> [Dataset items]
───

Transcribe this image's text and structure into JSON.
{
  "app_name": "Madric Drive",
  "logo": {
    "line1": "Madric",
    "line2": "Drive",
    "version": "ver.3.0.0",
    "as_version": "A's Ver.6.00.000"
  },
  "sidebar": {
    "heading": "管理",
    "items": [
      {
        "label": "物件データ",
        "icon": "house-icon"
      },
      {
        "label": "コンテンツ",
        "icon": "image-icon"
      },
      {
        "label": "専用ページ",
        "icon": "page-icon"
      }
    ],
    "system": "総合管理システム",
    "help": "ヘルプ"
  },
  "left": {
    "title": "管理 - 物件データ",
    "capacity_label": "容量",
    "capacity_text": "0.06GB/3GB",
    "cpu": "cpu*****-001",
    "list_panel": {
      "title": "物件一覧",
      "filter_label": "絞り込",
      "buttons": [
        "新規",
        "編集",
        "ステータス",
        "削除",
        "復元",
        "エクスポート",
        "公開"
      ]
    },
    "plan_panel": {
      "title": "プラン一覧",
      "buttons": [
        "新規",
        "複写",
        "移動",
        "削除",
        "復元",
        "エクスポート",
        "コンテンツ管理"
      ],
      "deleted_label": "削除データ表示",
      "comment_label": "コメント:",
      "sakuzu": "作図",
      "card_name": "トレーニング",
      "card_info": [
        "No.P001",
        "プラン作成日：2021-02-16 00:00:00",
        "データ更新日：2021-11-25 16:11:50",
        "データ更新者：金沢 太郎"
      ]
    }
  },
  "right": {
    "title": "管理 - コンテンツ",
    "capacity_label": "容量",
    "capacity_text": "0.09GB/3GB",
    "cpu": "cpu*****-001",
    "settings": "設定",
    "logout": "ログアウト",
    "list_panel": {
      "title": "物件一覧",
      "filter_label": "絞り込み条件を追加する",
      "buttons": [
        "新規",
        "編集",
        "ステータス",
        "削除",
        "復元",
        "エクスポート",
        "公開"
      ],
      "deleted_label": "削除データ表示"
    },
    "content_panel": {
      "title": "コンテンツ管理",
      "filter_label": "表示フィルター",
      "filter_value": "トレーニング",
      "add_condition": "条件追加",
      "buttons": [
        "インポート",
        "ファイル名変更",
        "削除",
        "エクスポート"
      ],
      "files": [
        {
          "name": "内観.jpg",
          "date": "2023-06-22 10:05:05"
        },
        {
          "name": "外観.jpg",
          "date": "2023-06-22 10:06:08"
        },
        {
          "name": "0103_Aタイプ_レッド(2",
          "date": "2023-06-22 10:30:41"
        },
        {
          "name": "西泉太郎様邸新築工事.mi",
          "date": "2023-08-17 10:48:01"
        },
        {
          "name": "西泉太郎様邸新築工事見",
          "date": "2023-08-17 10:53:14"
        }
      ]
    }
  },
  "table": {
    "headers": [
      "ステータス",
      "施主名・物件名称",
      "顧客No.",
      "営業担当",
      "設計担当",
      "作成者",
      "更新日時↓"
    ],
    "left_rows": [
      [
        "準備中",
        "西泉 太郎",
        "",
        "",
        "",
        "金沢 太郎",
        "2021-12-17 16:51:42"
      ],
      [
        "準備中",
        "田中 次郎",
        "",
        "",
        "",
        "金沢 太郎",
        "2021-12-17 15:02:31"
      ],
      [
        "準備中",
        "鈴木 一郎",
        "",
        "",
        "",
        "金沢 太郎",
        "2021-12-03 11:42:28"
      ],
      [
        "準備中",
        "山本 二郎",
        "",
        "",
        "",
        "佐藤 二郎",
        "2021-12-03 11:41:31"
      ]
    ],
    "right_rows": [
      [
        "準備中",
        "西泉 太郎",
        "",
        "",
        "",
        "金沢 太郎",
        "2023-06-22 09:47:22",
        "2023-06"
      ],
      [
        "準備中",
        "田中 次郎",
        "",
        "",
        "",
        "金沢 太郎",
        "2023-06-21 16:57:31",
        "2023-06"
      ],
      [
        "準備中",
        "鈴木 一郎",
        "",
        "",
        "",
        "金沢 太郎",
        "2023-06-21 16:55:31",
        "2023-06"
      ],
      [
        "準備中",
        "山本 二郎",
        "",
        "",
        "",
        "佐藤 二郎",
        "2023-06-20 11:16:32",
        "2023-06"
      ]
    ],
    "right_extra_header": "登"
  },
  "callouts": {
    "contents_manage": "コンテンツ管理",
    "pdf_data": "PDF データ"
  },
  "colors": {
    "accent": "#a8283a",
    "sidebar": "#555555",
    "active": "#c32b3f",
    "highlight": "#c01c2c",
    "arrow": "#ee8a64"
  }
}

───

> [Short problem] Go over the data above and copy every line that has the word "コンテンツ管理" in it.

> [Answer to the exercise]
        "コンテンツ管理"
      "title": "コンテンツ管理",
    "contents_manage": "コンテンツ管理",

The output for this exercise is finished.